Saved entries
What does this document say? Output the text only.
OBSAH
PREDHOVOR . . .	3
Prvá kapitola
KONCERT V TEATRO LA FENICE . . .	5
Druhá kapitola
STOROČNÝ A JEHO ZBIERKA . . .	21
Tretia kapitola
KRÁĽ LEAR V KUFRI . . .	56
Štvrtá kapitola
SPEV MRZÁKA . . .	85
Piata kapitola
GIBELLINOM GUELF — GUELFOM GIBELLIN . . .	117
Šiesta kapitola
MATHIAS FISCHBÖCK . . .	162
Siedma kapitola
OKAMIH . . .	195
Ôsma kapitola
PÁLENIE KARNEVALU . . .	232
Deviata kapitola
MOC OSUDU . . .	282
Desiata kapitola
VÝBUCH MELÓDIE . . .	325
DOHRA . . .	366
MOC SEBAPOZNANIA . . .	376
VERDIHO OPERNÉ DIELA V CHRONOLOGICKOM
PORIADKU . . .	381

• _Stated goal_: Copy out all of the data exactly, leaving nothing out.

• _Solved problem_:
What does this document say? Output the text only.
OBSAH
PREDHOVOR . . .	3
Prvá kapitola
KONCERT V TEATRO LA FENICE . . .	5
Druhá kapitola
STOROČNÝ A JEHO ZBIERKA . . .	21
Tretia kapitola
KRÁĽ LEAR V KUFRI . . .	56
Štvrtá kapitola
SPEV MRZÁKA . . .	85
Piata kapitola
GIBELLINOM GUELF — GUELFOM GIBELLIN . . .	117
Šiesta kapitola
MATHIAS FISCHBÖCK . . .	162
Siedma kapitola
OKAMIH . . .	195
Ôsma kapitola
PÁLENIE KARNEVALU . . .	232
Deviata kapitola
MOC OSUDU . . .	282
Desiata kapitola
VÝBUCH MELÓDIE . . .	325
DOHRA . . .	366
MOC SEBAPOZNANIA . . .	376
VERDIHO OPERNÉ DIELA V CHRONOLOGICKOM
PORIADKU . . .	381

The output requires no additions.